**STATED GOAL**
In the entries below, find every line holding the string "xlabel" and collect it.

**INFORMATION PROVIDED**

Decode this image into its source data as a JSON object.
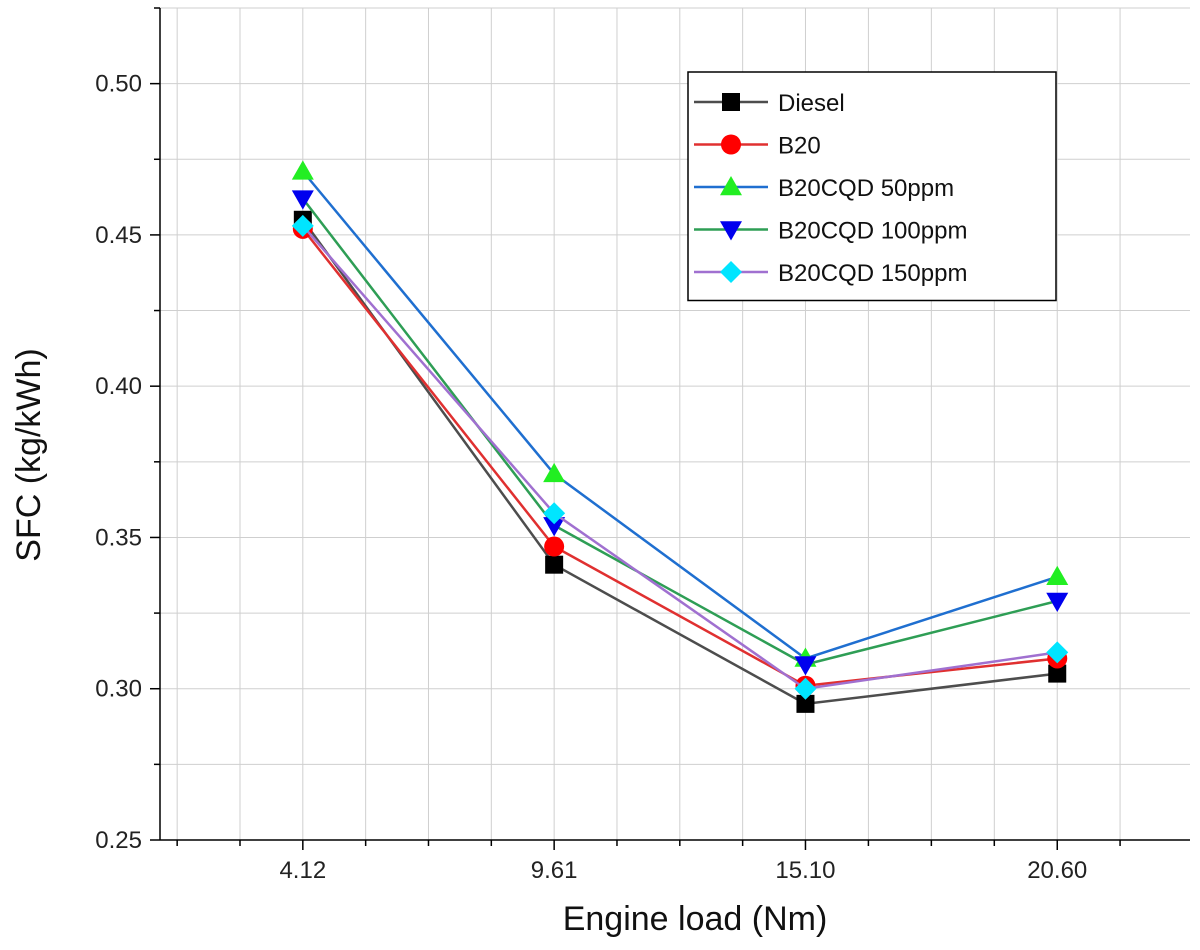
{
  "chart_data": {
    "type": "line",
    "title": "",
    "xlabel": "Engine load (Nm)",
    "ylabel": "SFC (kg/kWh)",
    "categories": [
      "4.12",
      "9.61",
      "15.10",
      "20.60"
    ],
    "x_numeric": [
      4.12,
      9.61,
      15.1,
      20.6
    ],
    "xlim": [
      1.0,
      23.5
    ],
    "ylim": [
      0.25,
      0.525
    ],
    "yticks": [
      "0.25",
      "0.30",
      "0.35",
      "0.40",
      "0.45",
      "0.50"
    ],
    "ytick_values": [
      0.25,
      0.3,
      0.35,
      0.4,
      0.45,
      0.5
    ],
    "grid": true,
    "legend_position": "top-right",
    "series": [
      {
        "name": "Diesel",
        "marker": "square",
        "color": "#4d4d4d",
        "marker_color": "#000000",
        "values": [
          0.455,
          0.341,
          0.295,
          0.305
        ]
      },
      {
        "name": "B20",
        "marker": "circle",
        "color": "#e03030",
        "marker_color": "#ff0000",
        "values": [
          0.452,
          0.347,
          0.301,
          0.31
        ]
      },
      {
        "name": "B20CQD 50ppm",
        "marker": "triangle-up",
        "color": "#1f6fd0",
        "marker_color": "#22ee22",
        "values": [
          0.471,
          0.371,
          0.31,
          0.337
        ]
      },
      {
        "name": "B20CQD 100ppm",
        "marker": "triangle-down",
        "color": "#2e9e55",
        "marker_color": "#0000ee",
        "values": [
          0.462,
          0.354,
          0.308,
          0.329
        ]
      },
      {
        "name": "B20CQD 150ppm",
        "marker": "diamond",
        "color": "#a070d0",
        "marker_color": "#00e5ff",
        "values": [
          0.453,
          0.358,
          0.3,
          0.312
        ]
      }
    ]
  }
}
* * *
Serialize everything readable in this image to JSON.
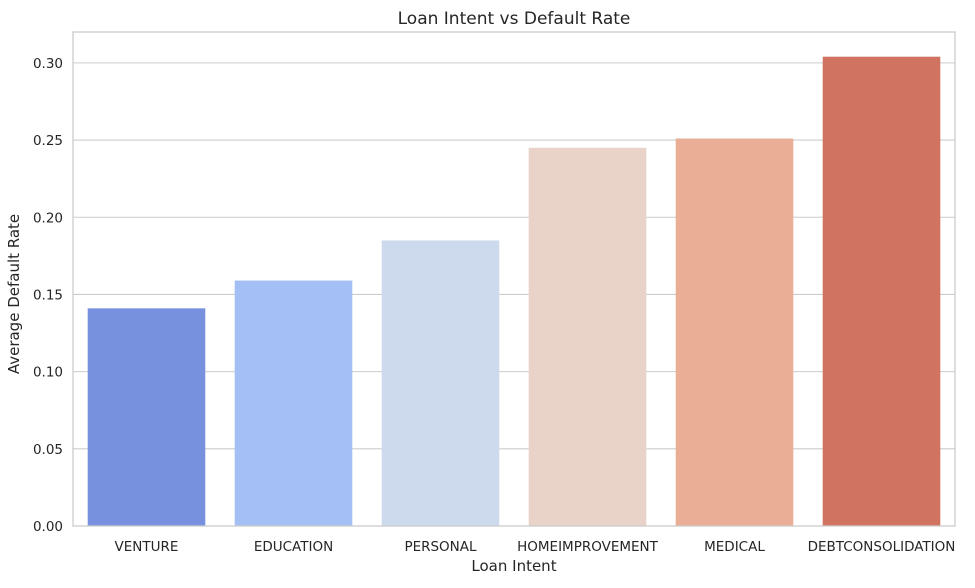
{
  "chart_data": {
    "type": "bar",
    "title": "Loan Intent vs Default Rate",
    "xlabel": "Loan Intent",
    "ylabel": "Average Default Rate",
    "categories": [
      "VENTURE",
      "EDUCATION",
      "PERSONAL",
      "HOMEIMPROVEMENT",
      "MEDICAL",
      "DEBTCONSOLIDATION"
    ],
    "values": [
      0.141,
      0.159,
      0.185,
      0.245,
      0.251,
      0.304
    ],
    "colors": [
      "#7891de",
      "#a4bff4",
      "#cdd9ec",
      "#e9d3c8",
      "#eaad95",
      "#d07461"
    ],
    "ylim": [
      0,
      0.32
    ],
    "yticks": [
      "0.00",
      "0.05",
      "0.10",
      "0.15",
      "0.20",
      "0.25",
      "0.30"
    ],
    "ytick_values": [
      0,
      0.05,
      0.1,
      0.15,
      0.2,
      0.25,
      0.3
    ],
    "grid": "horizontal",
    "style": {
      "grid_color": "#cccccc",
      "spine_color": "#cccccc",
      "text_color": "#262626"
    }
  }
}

**FINISHED ANSWER**
    "xlabel": "Engine load (Nm)",
    "xlabel": "Loan Intent",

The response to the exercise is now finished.